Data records
______

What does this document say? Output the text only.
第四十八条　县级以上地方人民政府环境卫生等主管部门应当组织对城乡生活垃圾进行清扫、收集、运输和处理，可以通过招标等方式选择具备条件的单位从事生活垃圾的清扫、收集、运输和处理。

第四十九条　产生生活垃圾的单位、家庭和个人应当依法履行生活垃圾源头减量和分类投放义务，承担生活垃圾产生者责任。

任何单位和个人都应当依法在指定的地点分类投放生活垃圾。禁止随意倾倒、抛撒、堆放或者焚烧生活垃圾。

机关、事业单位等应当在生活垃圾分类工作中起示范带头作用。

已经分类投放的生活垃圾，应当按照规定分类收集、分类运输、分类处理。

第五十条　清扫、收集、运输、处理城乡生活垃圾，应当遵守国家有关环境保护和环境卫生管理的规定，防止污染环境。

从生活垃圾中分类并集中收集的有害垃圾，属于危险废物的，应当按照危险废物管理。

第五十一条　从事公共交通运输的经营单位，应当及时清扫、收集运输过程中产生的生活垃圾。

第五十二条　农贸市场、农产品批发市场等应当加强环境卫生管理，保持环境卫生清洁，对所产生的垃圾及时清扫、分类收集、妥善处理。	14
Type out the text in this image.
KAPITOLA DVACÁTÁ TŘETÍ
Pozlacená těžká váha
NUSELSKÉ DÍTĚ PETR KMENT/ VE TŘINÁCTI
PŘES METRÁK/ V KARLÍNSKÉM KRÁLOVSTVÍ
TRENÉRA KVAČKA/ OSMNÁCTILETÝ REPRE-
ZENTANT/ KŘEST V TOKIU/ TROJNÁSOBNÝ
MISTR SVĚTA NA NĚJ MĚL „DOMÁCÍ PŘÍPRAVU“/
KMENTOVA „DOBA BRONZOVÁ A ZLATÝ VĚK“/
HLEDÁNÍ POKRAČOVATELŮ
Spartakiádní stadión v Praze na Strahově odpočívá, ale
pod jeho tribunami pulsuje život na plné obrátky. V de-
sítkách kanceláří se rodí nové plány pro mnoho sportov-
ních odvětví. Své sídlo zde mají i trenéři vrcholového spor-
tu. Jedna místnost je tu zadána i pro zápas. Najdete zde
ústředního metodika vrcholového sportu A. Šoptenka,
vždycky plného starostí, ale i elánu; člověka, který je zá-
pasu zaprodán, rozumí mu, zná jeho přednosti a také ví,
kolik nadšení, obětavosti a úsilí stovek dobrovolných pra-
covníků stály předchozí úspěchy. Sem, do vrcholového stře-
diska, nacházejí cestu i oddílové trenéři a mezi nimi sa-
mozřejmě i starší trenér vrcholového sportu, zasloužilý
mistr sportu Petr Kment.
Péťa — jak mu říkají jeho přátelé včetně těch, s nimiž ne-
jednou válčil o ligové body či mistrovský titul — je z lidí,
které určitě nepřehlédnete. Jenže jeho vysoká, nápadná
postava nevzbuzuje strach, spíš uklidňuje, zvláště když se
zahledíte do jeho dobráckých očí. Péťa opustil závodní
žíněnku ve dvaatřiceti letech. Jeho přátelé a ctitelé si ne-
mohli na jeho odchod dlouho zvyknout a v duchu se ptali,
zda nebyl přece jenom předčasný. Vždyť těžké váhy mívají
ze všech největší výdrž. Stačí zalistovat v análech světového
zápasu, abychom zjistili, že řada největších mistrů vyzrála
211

______

*GOAL OF THE EXERCISE:* Restate the final lines of the listing above word for word, beginning at the line that contains "Type out the text in this image.".

*EXERCISE RESPONSE:*
Type out the text in this image.
KAPITOLA DVACÁTÁ TŘETÍ
Pozlacená těžká váha
NUSELSKÉ DÍTĚ PETR KMENT/ VE TŘINÁCTI
PŘES METRÁK/ V KARLÍNSKÉM KRÁLOVSTVÍ
TRENÉRA KVAČKA/ OSMNÁCTILETÝ REPRE-
ZENTANT/ KŘEST V TOKIU/ TROJNÁSOBNÝ
MISTR SVĚTA NA NĚJ MĚL „DOMÁCÍ PŘÍPRAVU“/
KMENTOVA „DOBA BRONZOVÁ A ZLATÝ VĚK“/
HLEDÁNÍ POKRAČOVATELŮ
Spartakiádní stadión v Praze na Strahově odpočívá, ale
pod jeho tribunami pulsuje život na plné obrátky. V de-
sítkách kanceláří se rodí nové plány pro mnoho sportov-
ních odvětví. Své sídlo zde mají i trenéři vrcholového spor-
tu. Jedna místnost je tu zadána i pro zápas. Najdete zde
ústředního metodika vrcholového sportu A. Šoptenka,
vždycky plného starostí, ale i elánu; člověka, který je zá-
pasu zaprodán, rozumí mu, zná jeho přednosti a také ví,
kolik nadšení, obětavosti a úsilí stovek dobrovolných pra-
covníků stály předchozí úspěchy. Sem, do vrcholového stře-
diska, nacházejí cestu i oddílové trenéři a mezi nimi sa-
mozřejmě i starší trenér vrcholového sportu, zasloužilý
mistr sportu Petr Kment.
Péťa — jak mu říkají jeho přátelé včetně těch, s nimiž ne-
jednou válčil o ligové body či mistrovský titul — je z lidí,
které určitě nepřehlédnete. Jenže jeho vysoká, nápadná
postava nevzbuzuje strach, spíš uklidňuje, zvláště když se
zahledíte do jeho dobráckých očí. Péťa opustil závodní
žíněnku ve dvaatřiceti letech. Jeho přátelé a ctitelé si ne-
mohli na jeho odchod dlouho zvyknout a v duchu se ptali,
zda nebyl přece jenom předčasný. Vždyť těžké váhy mívají
ze všech největší výdrž. Stačí zalistovat v análech světového
zápasu, abychom zjistili, že řada největších mistrů vyzrála
211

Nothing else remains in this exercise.